-- REQUIREMENT --
Each entry here needs to be set down again exactly, please; pictures are left out.

BEGIN DATA ENTRIES

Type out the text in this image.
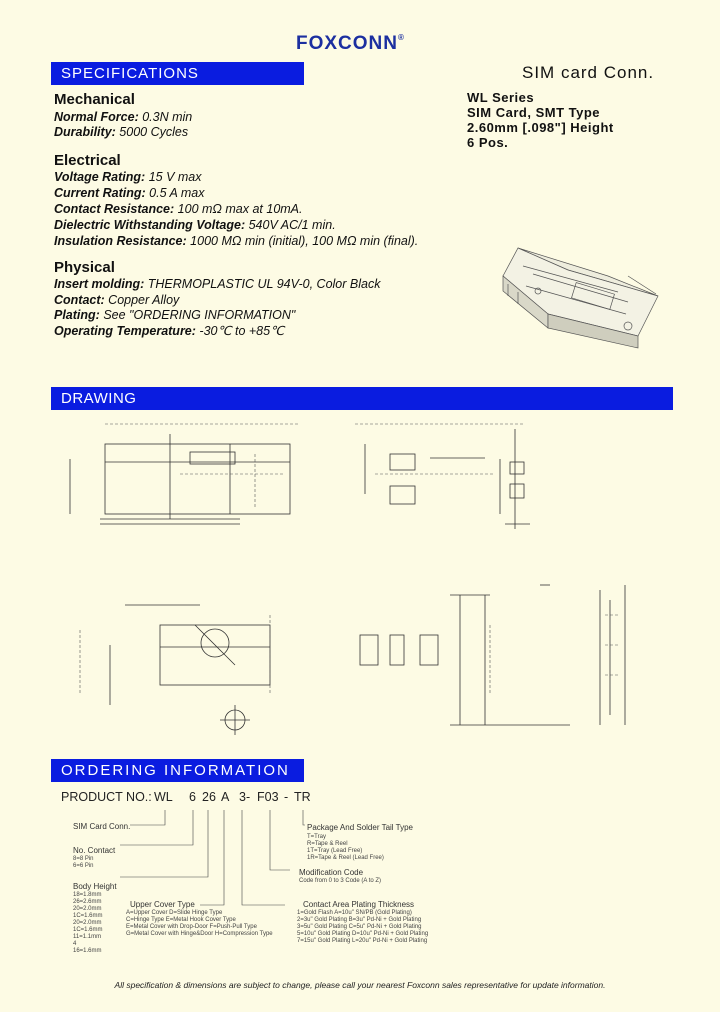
FOXCONN®
SPECIFICATIONS	SIM card Conn.
WL Series
SIM Card, SMT Type
2.60mm [.098"] Height
6 Pos.
Mechanical
Normal Force: 0.3N min
Durability: 5000 Cycles
Electrical
Voltage Rating: 15 V max
Current Rating: 0.5 A max
Contact Resistance: 100 mΩ max at 10mA.
Dielectric Withstanding Voltage: 540V AC/1 min.
Insulation Resistance: 1000 MΩ min (initial), 100 MΩ min (final).
Physical
Insert molding: THERMOPLASTIC UL 94V-0, Color Black
Contact: Copper Alloy
Plating: See "ORDERING INFORMATION"
Operating Temperature: -30℃ to +85℃
DRAWING
ORDERING INFORMATION
PRODUCT NO.: WL 6 26 A 3- F03 - TR
SIM Card Conn.
No. Contact
8=8 Pin
6=6 Pin
Body Height
18=1.8mm
26=2.6mm
20=2.0mm
1C=1.6mm
20=2.0mm
1C=1.6mm
11=1.1mm
4
16=1.6mm
Upper Cover Type
A=Upper Cover D=Slide Hinge Type
C=Hinge Type E=Metal Hook Cover Type
E=Metal Cover with Drop-Door F=Push-Pull Type
G=Metal Cover with Hinge&Door H=Compression Type
Package And Solder Tail Type
T=Tray
R=Tape & Reel
1T=Tray (Lead Free)
1R=Tape & Reel (Lead Free)
Modification Code
Code from 0 to 3 Code (A to Z)
Contact Area Plating Thickness
1=Gold Flash A=10u" SN/PB (Gold Plating)
2=3u" Gold Plating B=3u" Pd-Ni + Gold Plating
3=5u" Gold Plating C=5u" Pd-Ni + Gold Plating
5=10u" Gold Plating D=10u" Pd-Ni + Gold Plating
7=15u" Gold Plating L=20u" Pd-Ni + Gold Plating
All specification & dimensions are subject to change, please call your nearest Foxconn sales representative for update information.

END DATA ENTRIES

-- CORRECT RESPONSE --
Type out the text in this image.
FOXCONN®
SPECIFICATIONS	SIM card Conn.
WL Series
SIM Card, SMT Type
2.60mm [.098"] Height
6 Pos.
Mechanical
Normal Force: 0.3N min
Durability: 5000 Cycles
Electrical
Voltage Rating: 15 V max
Current Rating: 0.5 A max
Contact Resistance: 100 mΩ max at 10mA.
Dielectric Withstanding Voltage: 540V AC/1 min.
Insulation Resistance: 1000 MΩ min (initial), 100 MΩ min (final).
Physical
Insert molding: THERMOPLASTIC UL 94V-0, Color Black
Contact: Copper Alloy
Plating: See "ORDERING INFORMATION"
Operating Temperature: -30℃ to +85℃
DRAWING
ORDERING INFORMATION
PRODUCT NO.: WL 6 26 A 3- F03 - TR
SIM Card Conn.
No. Contact
8=8 Pin
6=6 Pin
Body Height
18=1.8mm
26=2.6mm
20=2.0mm
1C=1.6mm
20=2.0mm
1C=1.6mm
11=1.1mm
4
16=1.6mm
Upper Cover Type
A=Upper Cover D=Slide Hinge Type
C=Hinge Type E=Metal Hook Cover Type
E=Metal Cover with Drop-Door F=Push-Pull Type
G=Metal Cover with Hinge&Door H=Compression Type
Package And Solder Tail Type
T=Tray
R=Tape & Reel
1T=Tray (Lead Free)
1R=Tape & Reel (Lead Free)
Modification Code
Code from 0 to 3 Code (A to Z)
Contact Area Plating Thickness
1=Gold Flash A=10u" SN/PB (Gold Plating)
2=3u" Gold Plating B=3u" Pd-Ni + Gold Plating
3=5u" Gold Plating C=5u" Pd-Ni + Gold Plating
5=10u" Gold Plating D=10u" Pd-Ni + Gold Plating
7=15u" Gold Plating L=20u" Pd-Ni + Gold Plating
All specification & dimensions are subject to change, please call your nearest Foxconn sales representative for update information.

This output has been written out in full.